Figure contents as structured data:
.....
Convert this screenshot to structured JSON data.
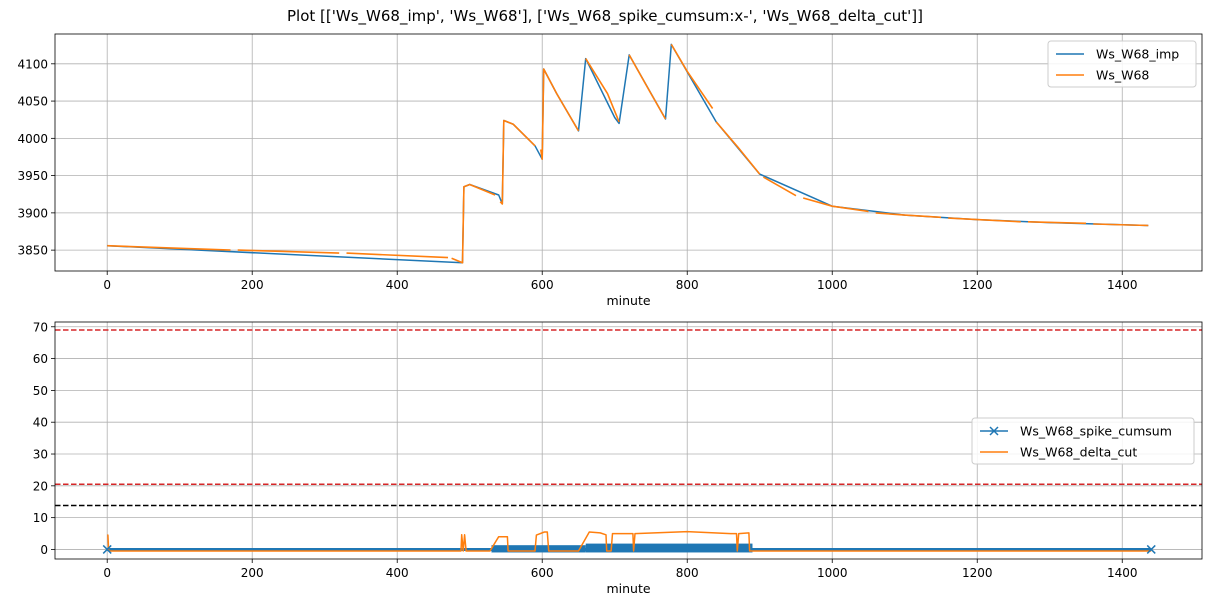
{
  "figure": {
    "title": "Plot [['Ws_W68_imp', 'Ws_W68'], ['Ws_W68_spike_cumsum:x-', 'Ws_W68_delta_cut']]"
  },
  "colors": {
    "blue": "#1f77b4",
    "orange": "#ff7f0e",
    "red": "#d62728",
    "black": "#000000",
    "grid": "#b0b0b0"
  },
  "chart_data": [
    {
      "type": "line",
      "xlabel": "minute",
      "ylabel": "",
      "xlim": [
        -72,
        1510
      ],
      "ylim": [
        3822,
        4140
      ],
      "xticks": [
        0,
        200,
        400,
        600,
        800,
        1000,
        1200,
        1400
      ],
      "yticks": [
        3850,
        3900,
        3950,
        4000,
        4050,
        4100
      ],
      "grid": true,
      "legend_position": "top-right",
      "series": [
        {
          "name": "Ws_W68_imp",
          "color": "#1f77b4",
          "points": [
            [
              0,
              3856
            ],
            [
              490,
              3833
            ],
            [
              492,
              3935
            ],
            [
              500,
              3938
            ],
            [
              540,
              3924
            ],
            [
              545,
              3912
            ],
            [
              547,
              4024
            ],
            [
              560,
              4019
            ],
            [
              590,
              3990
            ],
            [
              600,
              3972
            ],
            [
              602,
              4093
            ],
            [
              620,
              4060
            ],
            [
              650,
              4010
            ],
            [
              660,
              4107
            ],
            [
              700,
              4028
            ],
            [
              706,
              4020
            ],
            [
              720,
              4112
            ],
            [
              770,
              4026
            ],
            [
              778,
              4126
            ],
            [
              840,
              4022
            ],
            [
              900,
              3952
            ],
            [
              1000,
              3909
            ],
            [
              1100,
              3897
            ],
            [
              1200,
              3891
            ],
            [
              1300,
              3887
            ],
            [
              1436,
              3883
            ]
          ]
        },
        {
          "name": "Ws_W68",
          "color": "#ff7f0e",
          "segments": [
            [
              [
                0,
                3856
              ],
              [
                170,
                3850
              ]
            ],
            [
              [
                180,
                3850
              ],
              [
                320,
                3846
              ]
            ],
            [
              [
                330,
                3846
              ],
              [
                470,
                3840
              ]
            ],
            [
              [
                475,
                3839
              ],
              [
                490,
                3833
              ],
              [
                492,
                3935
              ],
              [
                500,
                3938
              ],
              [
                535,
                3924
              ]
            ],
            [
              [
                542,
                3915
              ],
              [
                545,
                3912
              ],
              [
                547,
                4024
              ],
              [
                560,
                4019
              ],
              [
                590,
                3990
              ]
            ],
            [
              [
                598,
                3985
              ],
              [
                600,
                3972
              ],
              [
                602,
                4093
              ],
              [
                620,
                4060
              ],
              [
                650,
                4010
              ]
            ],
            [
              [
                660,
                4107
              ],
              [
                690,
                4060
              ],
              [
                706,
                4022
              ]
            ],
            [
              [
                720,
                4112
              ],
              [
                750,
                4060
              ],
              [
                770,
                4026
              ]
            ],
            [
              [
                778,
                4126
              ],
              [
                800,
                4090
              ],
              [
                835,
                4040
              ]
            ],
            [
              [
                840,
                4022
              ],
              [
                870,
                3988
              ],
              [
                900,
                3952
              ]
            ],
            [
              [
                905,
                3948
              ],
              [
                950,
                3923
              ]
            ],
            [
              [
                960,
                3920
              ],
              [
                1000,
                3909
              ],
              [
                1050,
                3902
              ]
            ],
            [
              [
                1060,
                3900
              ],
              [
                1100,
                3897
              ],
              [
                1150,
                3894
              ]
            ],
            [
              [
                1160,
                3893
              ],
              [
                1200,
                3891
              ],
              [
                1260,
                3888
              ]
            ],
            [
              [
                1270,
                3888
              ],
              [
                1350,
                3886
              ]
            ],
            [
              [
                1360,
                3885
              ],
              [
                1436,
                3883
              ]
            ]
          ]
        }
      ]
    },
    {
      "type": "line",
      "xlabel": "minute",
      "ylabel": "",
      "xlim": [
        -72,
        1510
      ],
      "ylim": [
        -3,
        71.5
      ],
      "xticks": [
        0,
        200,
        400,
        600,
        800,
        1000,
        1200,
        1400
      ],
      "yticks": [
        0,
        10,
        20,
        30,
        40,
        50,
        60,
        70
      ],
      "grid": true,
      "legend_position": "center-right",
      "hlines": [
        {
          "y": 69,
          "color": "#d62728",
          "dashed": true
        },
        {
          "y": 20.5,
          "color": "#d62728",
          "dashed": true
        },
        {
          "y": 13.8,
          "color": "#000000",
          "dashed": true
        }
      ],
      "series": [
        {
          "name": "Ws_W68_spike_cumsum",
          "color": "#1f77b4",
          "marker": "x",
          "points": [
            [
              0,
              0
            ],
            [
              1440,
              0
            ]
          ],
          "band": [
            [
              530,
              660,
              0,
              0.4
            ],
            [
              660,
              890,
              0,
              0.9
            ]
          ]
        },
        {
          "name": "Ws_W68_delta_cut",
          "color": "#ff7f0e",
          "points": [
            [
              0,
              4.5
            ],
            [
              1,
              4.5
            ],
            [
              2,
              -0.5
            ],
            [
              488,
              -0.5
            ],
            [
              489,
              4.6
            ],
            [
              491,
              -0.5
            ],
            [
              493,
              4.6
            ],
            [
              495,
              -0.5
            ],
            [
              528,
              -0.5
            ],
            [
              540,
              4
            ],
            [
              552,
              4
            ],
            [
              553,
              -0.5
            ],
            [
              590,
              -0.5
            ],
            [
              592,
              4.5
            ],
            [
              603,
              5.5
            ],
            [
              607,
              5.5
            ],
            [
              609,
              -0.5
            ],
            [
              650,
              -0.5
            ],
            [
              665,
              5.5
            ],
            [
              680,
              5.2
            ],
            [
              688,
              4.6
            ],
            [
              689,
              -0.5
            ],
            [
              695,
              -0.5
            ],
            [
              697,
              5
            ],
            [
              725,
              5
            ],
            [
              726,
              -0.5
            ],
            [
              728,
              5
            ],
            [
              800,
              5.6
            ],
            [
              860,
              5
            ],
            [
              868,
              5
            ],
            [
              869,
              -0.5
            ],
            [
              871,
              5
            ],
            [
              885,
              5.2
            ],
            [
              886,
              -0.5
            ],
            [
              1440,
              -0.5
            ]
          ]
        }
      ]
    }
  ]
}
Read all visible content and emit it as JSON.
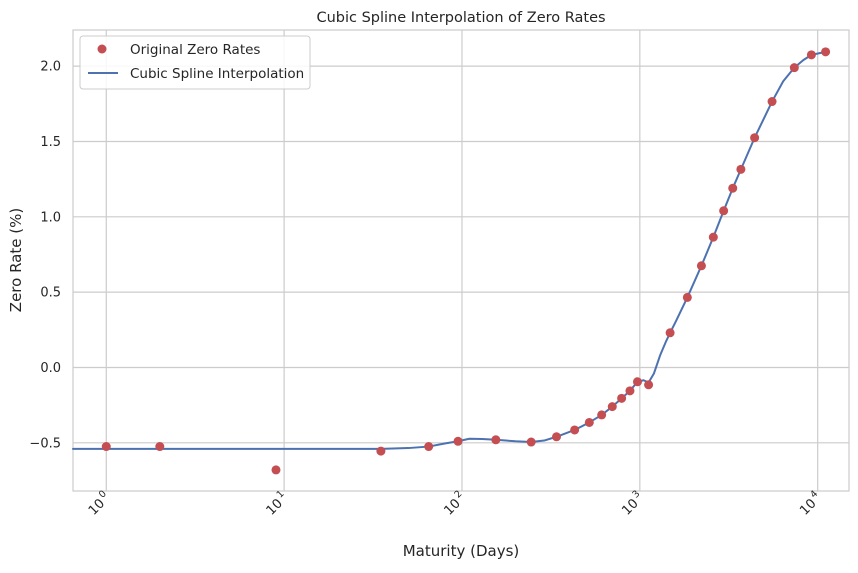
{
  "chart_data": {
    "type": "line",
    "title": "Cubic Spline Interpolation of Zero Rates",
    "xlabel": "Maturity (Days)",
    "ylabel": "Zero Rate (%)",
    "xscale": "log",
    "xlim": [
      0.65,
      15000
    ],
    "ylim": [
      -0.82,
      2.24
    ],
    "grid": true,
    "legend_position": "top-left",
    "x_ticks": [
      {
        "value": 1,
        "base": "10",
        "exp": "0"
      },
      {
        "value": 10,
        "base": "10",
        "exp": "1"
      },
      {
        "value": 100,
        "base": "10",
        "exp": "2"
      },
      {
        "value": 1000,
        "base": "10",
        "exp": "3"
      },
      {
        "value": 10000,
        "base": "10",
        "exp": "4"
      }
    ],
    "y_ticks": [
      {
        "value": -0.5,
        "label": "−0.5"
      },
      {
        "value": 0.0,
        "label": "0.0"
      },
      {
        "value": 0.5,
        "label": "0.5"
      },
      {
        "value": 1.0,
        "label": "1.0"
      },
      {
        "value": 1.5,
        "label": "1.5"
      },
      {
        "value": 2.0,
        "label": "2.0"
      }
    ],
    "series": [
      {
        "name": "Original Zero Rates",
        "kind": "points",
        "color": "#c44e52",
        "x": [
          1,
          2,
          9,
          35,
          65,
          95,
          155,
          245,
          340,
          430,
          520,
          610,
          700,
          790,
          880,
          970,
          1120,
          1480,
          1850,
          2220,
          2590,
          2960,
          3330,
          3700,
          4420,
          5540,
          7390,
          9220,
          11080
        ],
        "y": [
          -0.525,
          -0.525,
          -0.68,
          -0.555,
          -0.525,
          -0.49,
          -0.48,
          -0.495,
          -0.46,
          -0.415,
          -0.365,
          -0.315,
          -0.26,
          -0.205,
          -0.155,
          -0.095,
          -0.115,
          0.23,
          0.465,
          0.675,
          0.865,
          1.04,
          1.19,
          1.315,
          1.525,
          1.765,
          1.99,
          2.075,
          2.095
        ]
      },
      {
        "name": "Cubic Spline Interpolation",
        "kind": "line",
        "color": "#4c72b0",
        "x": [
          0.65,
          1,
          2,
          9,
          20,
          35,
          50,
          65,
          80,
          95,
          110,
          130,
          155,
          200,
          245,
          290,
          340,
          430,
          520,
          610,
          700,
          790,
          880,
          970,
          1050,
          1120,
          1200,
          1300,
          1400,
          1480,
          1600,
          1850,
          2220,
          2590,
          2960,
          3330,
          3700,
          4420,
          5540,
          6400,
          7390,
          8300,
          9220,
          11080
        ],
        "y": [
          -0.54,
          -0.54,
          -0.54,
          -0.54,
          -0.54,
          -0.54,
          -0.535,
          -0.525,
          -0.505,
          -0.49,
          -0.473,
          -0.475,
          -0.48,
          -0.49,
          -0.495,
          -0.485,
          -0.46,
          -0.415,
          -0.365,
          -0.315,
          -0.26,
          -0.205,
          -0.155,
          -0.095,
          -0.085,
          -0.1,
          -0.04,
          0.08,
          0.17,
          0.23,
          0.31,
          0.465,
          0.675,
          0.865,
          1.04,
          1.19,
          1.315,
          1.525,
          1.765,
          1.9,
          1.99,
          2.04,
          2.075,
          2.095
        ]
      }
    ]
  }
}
.....
## Your instructions
Identify every line where the string "Spline" appears.

## Task result
    "title": "Cubic Spline Interpolation of Zero Rates",
        "name": "Cubic Spline Interpolation",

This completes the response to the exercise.